## INSTRUCTIONS FOR THE TASK
How many lines of the material below contain the string "JSON"? Answer with the number and nothing else.

## MATERIAL PROVIDED
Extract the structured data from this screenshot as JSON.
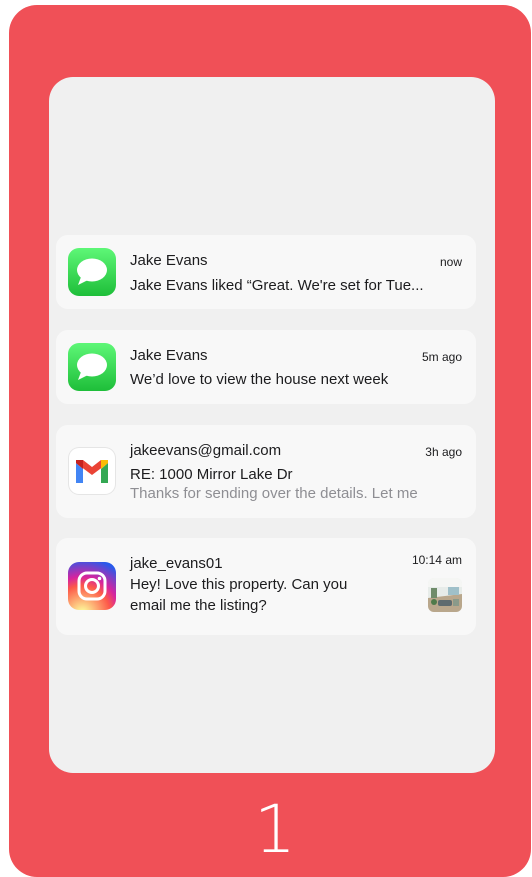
{
  "notifications": [
    {
      "app": "messages-icon",
      "sender": "Jake Evans",
      "time": "now",
      "line1": "Jake Evans liked “Great. We're set for Tue..."
    },
    {
      "app": "messages-icon",
      "sender": "Jake Evans",
      "time": "5m ago",
      "line1": "We’d love to view the house next week"
    },
    {
      "app": "gmail-icon",
      "sender": "jakeevans@gmail.com",
      "time": "3h ago",
      "line1": "RE: 1000 Mirror Lake Dr",
      "line2": "Thanks for sending over the details. Let me"
    },
    {
      "app": "instagram-icon",
      "sender": "jake_evans01",
      "time": "10:14 am",
      "line1": "Hey! Love this property. Can you",
      "line2": "email me the listing?"
    }
  ],
  "page_number": "1",
  "colors": {
    "card": "#f05057",
    "screen": "#f0f0f0",
    "notification": "#f8f8f8",
    "text": "#1c1c1e",
    "muted": "#8e8e93"
  }
}
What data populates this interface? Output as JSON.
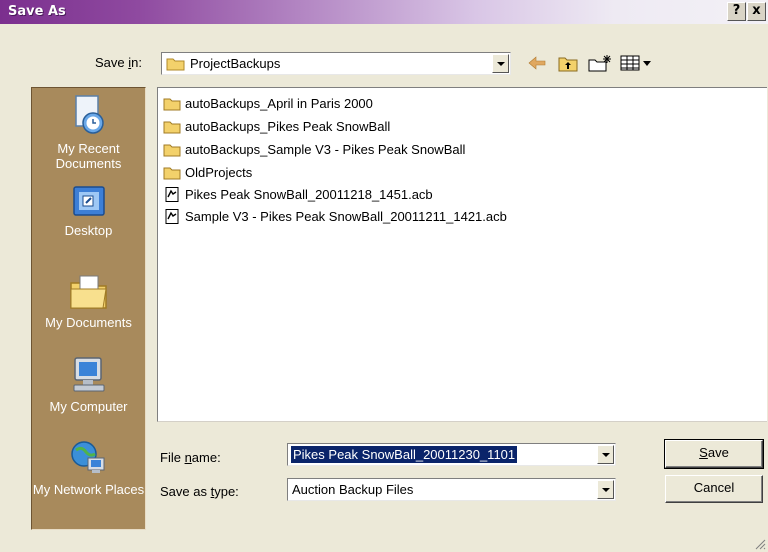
{
  "window": {
    "title": "Save As",
    "help_label": "?",
    "close_label": "x"
  },
  "save_in": {
    "label_pre": "Save ",
    "label_accel": "i",
    "label_post": "n:",
    "value": "ProjectBackups"
  },
  "places": [
    {
      "label": "My Recent Documents",
      "icon": "recent-documents-icon"
    },
    {
      "label": "Desktop",
      "icon": "desktop-icon"
    },
    {
      "label": "My Documents",
      "icon": "my-documents-icon"
    },
    {
      "label": "My Computer",
      "icon": "my-computer-icon"
    },
    {
      "label": "My Network Places",
      "icon": "network-places-icon"
    }
  ],
  "files": [
    {
      "name": "autoBackups_April in Paris 2000",
      "type": "folder"
    },
    {
      "name": "autoBackups_Pikes Peak SnowBall",
      "type": "folder"
    },
    {
      "name": "autoBackups_Sample V3 - Pikes Peak SnowBall",
      "type": "folder"
    },
    {
      "name": "OldProjects",
      "type": "folder"
    },
    {
      "name": "Pikes Peak SnowBall_20011218_1451.acb",
      "type": "file"
    },
    {
      "name": "Sample V3 - Pikes Peak SnowBall_20011211_1421.acb",
      "type": "file"
    }
  ],
  "file_name": {
    "label_pre": "File ",
    "label_accel": "n",
    "label_post": "ame:",
    "value": "Pikes Peak SnowBall_20011230_1101"
  },
  "file_type": {
    "label_pre": "Save as ",
    "label_accel": "t",
    "label_post": "ype:",
    "value": "Auction Backup Files"
  },
  "buttons": {
    "save_accel": "S",
    "save_rest": "ave",
    "cancel": "Cancel"
  },
  "colors": {
    "places_bar": "#a88a5c",
    "selection": "#0a246a",
    "folder": "#f3d16b"
  }
}
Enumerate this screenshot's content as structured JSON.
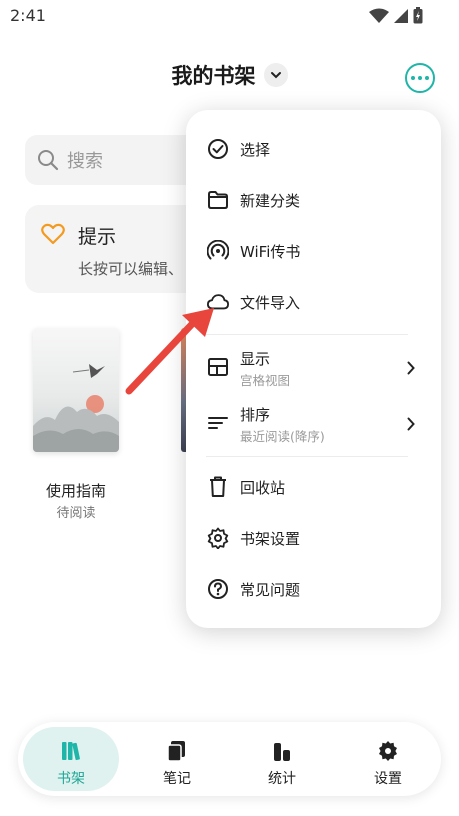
{
  "status_bar": {
    "time": "2:41"
  },
  "header": {
    "title": "我的书架"
  },
  "search": {
    "placeholder": "搜索"
  },
  "tip": {
    "title": "提示",
    "text": "长按可以编辑、"
  },
  "books": [
    {
      "title": "使用指南",
      "status": "待阅读"
    }
  ],
  "menu": {
    "items": [
      {
        "label": "选择",
        "icon": "check-circle-icon"
      },
      {
        "label": "新建分类",
        "icon": "folder-icon"
      },
      {
        "label": "WiFi传书",
        "icon": "wifi-broadcast-icon"
      },
      {
        "label": "文件导入",
        "icon": "cloud-icon"
      },
      {
        "label": "显示",
        "sublabel": "宫格视图",
        "icon": "grid-layout-icon"
      },
      {
        "label": "排序",
        "sublabel": "最近阅读(降序)",
        "icon": "sort-icon"
      },
      {
        "label": "回收站",
        "icon": "trash-icon"
      },
      {
        "label": "书架设置",
        "icon": "gear-icon"
      },
      {
        "label": "常见问题",
        "icon": "question-icon"
      }
    ]
  },
  "bottom_nav": {
    "items": [
      {
        "label": "书架",
        "icon": "books-icon",
        "active": true
      },
      {
        "label": "笔记",
        "icon": "notes-icon",
        "active": false
      },
      {
        "label": "统计",
        "icon": "stats-icon",
        "active": false
      },
      {
        "label": "设置",
        "icon": "gear-icon",
        "active": false
      }
    ]
  },
  "colors": {
    "accent": "#1fb5a8",
    "arrow": "#e8463c",
    "heart": "#f39a1f"
  }
}
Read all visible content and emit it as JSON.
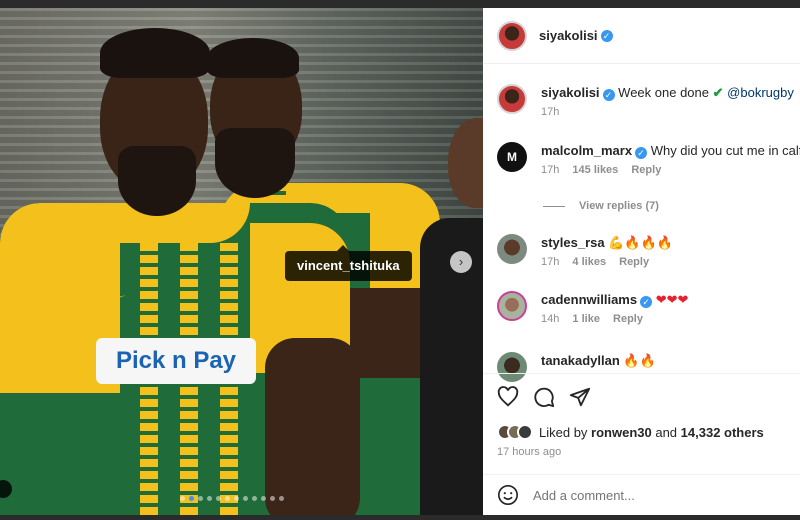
{
  "photo": {
    "user_tag": "vincent_tshituka",
    "sponsor_text": "Pick n Pay",
    "carousel_dots": 12,
    "active_dot": 1
  },
  "header": {
    "username": "siyakolisi"
  },
  "comments": [
    {
      "user": "siyakolisi",
      "text": "Week one done ",
      "check": "✔",
      "mention": "@bokrugby",
      "time": "17h",
      "avatar": "av-red",
      "verified": true
    },
    {
      "user": "malcolm_marx",
      "text": "Why did you cut me in calf 🤔",
      "time": "17h",
      "likes": "145 likes",
      "reply": "Reply",
      "avatar": "av-malcolm",
      "verified": true
    },
    {
      "user": "styles_rsa",
      "text": "💪🔥🔥🔥",
      "time": "17h",
      "likes": "4 likes",
      "reply": "Reply",
      "avatar": "av-styles"
    },
    {
      "user": "cadennwilliams",
      "text": "❤❤❤",
      "time": "14h",
      "likes": "1 like",
      "reply": "Reply",
      "avatar": "av-caden",
      "verified": true
    },
    {
      "user": "tanakadyllan",
      "text": "🔥🔥",
      "avatar": "av-tanaka"
    }
  ],
  "view_replies": "View replies (7)",
  "likes": {
    "prefix": "Liked by ",
    "user": "ronwen30",
    "suffix": " and ",
    "others": "14,332 others"
  },
  "posted": "17 hours ago",
  "add_comment": {
    "placeholder": "Add a comment..."
  },
  "icons": [
    "heart-icon",
    "comment-icon",
    "share-icon",
    "emoji-icon",
    "verified-badge-icon",
    "chevron-right-icon"
  ],
  "colors": {
    "accent": "#3897f0",
    "jersey_green": "#1f6b3a",
    "jersey_gold": "#f3c01c",
    "heart": "#e8202d"
  }
}
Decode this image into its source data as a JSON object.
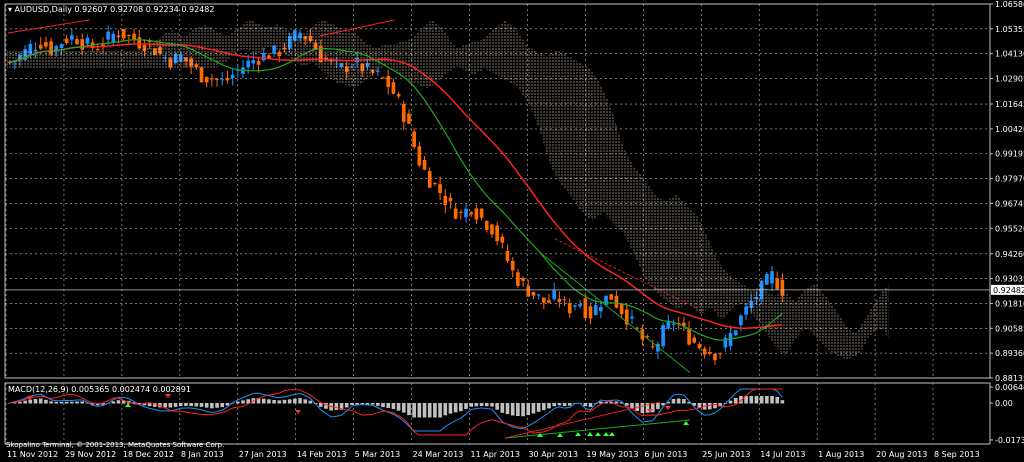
{
  "header": {
    "symbol_label": "AUDUSD,Daily",
    "ohlc": "0.92607 0.92708 0.92234 0.92482"
  },
  "macd": {
    "label": "MACD(12,26,9) 0.005365 0.002474 0.002891"
  },
  "footer": {
    "copyright": "Skopalino Terminal, © 2001-2013, MetaQuotes Software Corp."
  },
  "colors": {
    "background": "#000000",
    "grid": "#c0c0c0",
    "bull_candle": "#1e90ff",
    "bear_candle": "#ff6a00",
    "ma_slow": "#ff2020",
    "ma_fast": "#1faa1f",
    "cloud": "#ffe4c4",
    "macd_hist": "#c0c0c0",
    "macd_line": "#1e90ff",
    "signal_line": "#ff2020",
    "current_price_line": "#c0c0c0"
  },
  "chart_data": {
    "type": "candlestick",
    "title": "AUDUSD,Daily",
    "price_axis_ticks": [
      "1.06580",
      "1.05355",
      "1.04130",
      "1.02905",
      "1.01645",
      "1.00420",
      "0.99195",
      "0.97970",
      "0.96745",
      "0.95520",
      "0.94260",
      "0.93035",
      "0.91810",
      "0.90585",
      "0.89360",
      "0.88135"
    ],
    "current_price": "0.92482",
    "x_tick_labels": [
      "11 Nov 2012",
      "29 Nov 2012",
      "18 Dec 2012",
      "8 Jan 2013",
      "27 Jan 2013",
      "14 Feb 2013",
      "5 Mar 2013",
      "24 Mar 2013",
      "11 Apr 2013",
      "30 Apr 2013",
      "19 May 2013",
      "6 Jun 2013",
      "25 Jun 2013",
      "14 Jul 2013",
      "1 Aug 2013",
      "20 Aug 2013",
      "8 Sep 2013"
    ],
    "close_path": [
      1.037,
      1.04,
      1.045,
      1.047,
      1.043,
      1.048,
      1.05,
      1.046,
      1.044,
      1.048,
      1.052,
      1.05,
      1.047,
      1.046,
      1.041,
      1.038,
      1.04,
      1.035,
      1.03,
      1.029,
      1.027,
      1.032,
      1.036,
      1.039,
      1.041,
      1.042,
      1.047,
      1.052,
      1.048,
      1.04,
      1.036,
      1.034,
      1.037,
      1.034,
      1.031,
      1.028,
      1.02,
      1.008,
      0.99,
      0.98,
      0.974,
      0.966,
      0.962,
      0.966,
      0.96,
      0.955,
      0.944,
      0.932,
      0.926,
      0.922,
      0.918,
      0.922,
      0.915,
      0.92,
      0.912,
      0.919,
      0.922,
      0.915,
      0.908,
      0.9,
      0.895,
      0.905,
      0.91,
      0.903,
      0.898,
      0.895,
      0.893,
      0.901,
      0.91,
      0.918,
      0.925,
      0.932,
      0.925
    ],
    "macd_axis_ticks": [
      "0.006449",
      "0.00",
      "-0.017396"
    ],
    "macd_indicator": "MACD(12,26,9)",
    "macd_values": [
      "0.005365",
      "0.002474",
      "0.002891"
    ]
  }
}
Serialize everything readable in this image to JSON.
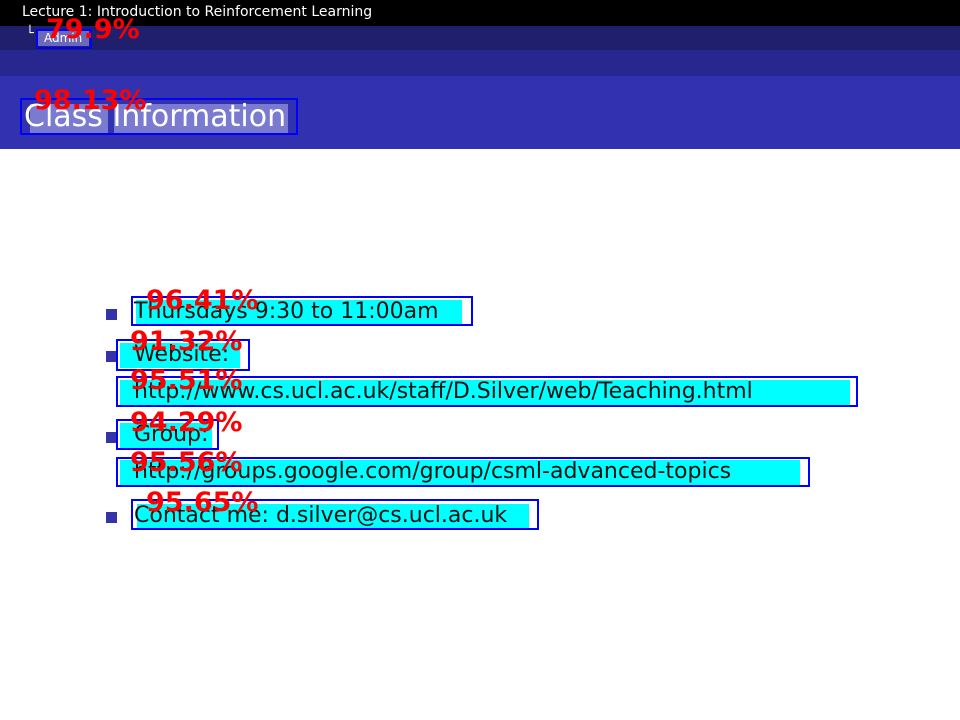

## THE RESULT
6